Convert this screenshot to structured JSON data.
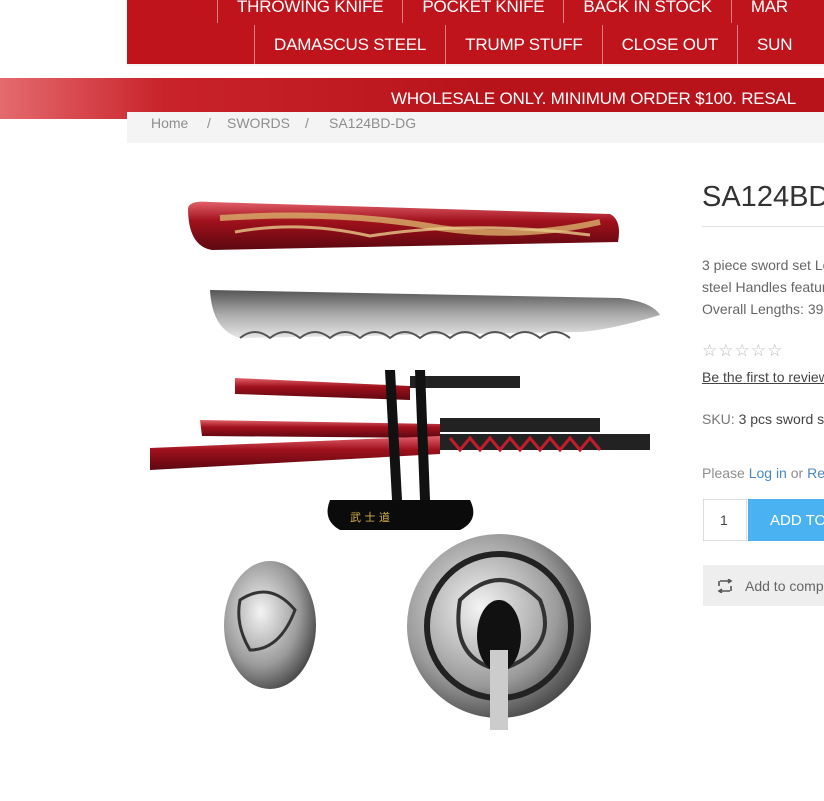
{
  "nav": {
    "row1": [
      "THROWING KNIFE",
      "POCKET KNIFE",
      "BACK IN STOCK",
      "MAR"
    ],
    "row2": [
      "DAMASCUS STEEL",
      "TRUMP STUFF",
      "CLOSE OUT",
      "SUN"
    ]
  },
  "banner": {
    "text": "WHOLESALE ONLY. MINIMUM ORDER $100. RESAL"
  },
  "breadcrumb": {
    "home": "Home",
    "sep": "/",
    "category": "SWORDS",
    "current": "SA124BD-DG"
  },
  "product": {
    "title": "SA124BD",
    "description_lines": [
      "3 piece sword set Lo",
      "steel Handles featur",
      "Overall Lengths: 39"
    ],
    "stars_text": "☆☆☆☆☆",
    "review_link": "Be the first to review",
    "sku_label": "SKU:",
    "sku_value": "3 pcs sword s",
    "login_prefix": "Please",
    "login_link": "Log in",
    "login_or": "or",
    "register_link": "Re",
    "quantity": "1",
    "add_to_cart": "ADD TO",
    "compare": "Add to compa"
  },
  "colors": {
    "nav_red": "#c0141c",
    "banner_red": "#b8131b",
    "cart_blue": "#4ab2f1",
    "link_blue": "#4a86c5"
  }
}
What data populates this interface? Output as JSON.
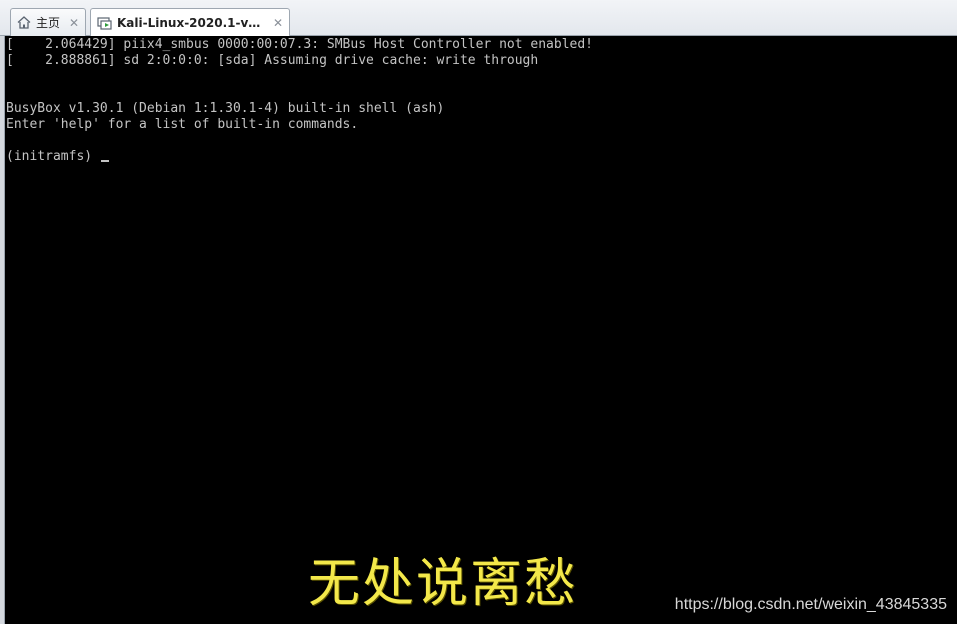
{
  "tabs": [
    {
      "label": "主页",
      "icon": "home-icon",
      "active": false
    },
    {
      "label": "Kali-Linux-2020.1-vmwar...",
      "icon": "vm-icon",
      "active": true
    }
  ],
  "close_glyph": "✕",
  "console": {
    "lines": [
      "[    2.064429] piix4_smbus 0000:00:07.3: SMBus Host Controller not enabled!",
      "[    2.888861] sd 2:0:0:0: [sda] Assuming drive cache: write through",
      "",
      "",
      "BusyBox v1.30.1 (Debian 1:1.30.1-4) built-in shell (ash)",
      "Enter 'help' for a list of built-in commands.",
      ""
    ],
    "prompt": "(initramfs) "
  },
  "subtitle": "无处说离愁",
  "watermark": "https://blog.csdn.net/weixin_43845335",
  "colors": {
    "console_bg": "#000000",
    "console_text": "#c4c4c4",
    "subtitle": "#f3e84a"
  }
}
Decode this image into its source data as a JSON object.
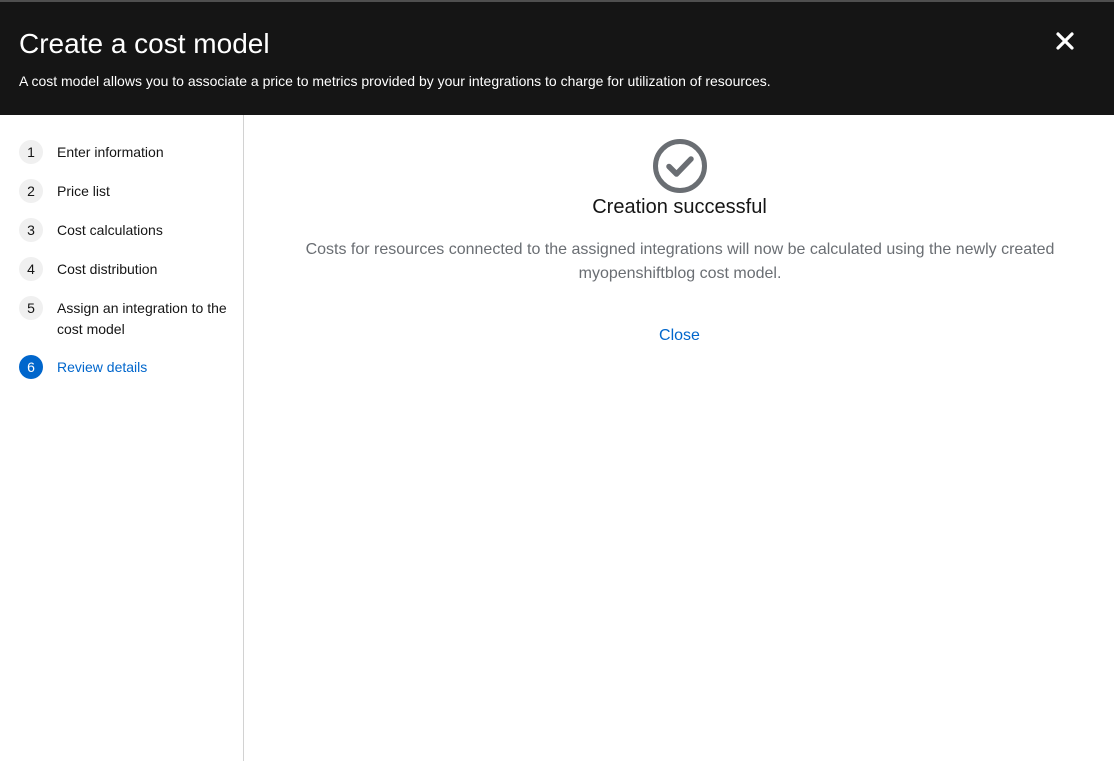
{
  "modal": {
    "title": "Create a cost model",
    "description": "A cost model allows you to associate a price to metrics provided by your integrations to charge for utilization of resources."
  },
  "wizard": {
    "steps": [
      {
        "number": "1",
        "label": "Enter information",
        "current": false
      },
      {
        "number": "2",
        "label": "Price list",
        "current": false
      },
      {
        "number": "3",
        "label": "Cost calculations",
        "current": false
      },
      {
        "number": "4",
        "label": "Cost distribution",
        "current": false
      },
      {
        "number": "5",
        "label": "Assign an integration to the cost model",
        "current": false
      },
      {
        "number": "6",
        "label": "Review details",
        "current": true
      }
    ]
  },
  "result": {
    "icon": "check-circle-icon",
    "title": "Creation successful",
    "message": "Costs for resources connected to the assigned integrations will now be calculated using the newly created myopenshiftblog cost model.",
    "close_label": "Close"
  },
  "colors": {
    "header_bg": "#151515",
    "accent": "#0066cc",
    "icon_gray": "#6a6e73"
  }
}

--------------------------------------------------

Task description:
Look through the listing above. Pick out each line with "JSON" and copy it.

Solved problem:
Convert this screenshot to structured JSON data.
What data populates this interface? Output as JSON.
Decode this image into its source data as a JSON object.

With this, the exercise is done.